» WHAT IS ASKED
Determine how many lines in these records hold "Томск". Only the number is wanted.

────

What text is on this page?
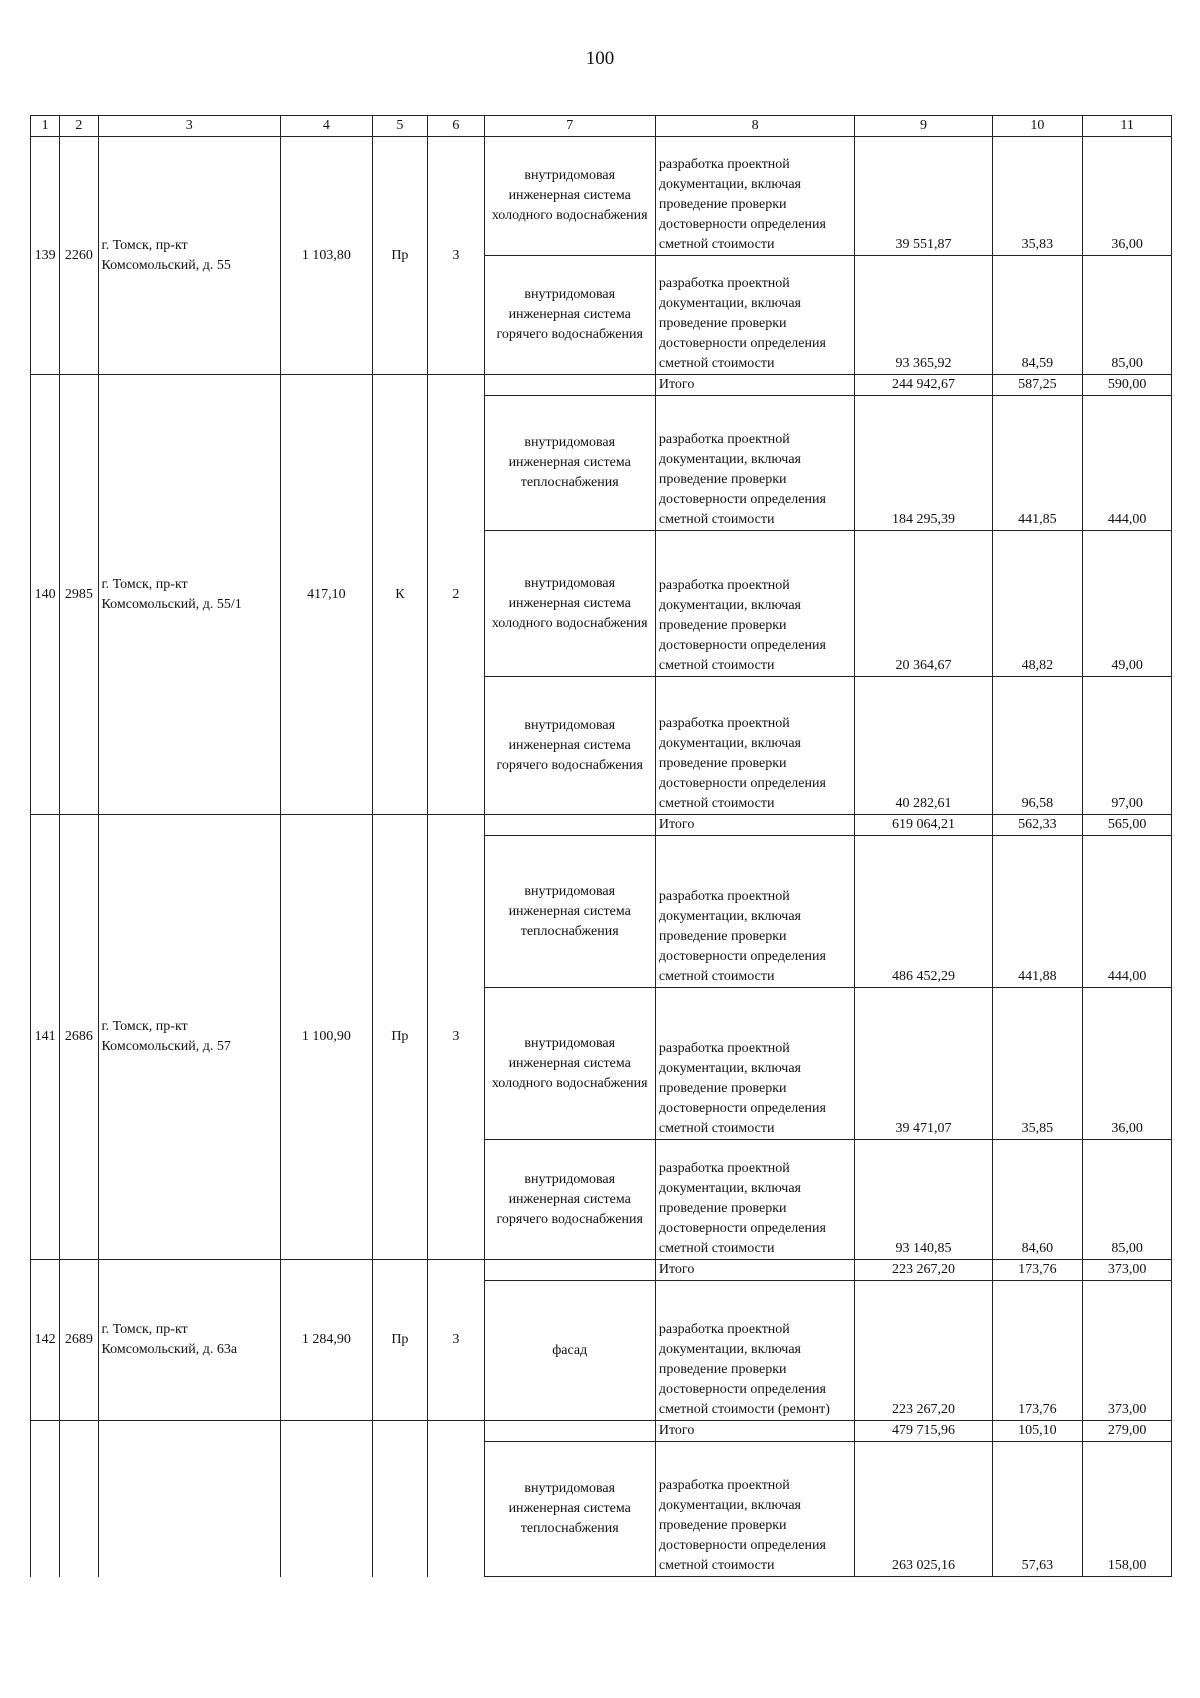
100
1	2	3	4	5	6	7	8	9	10	11
139	2260	г. Томск, пр-кт Комсомольский, д. 55	1 103,80	Пр	3	внутридомовая инженерная система холодного водоснабжения	разработка проектной документации, включая проведение проверки достоверности определения сметной стоимости	39 551,87	35,83	36,00
						внутридомовая инженерная система горячего водоснабжения	разработка проектной документации, включая проведение проверки достоверности определения сметной стоимости	93 365,92	84,59	85,00
140	2985	г. Томск, пр-кт Комсомольский, д. 55/1	417,10	К	2		Итого	244 942,67	587,25	590,00
						внутридомовая инженерная система теплоснабжения	разработка проектной документации, включая проведение проверки достоверности определения сметной стоимости	184 295,39	441,85	444,00
						внутридомовая инженерная система холодного водоснабжения	разработка проектной документации, включая проведение проверки достоверности определения сметной стоимости	20 364,67	48,82	49,00
						внутридомовая инженерная система горячего водоснабжения	разработка проектной документации, включая проведение проверки достоверности определения сметной стоимости	40 282,61	96,58	97,00
141	2686	г. Томск, пр-кт Комсомольский, д. 57	1 100,90	Пр	3		Итого	619 064,21	562,33	565,00
						внутридомовая инженерная система теплоснабжения	разработка проектной документации, включая проведение проверки достоверности определения сметной стоимости	486 452,29	441,88	444,00
						внутридомовая инженерная система холодного водоснабжения	разработка проектной документации, включая проведение проверки достоверности определения сметной стоимости	39 471,07	35,85	36,00
						внутридомовая инженерная система горячего водоснабжения	разработка проектной документации, включая проведение проверки достоверности определения сметной стоимости	93 140,85	84,60	85,00
142	2689	г. Томск, пр-кт Комсомольский, д. 63а	1 284,90	Пр	3		Итого	223 267,20	173,76	373,00
						фасад	разработка проектной документации, включая проведение проверки достоверности определения сметной стоимости (ремонт)	223 267,20	173,76	373,00
							Итого	479 715,96	105,10	279,00
						внутридомовая инженерная система теплоснабжения	разработка проектной документации, включая проведение проверки достоверности определения сметной стоимости	263 025,16	57,63	158,00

────

» EXPECTED ANSWER
4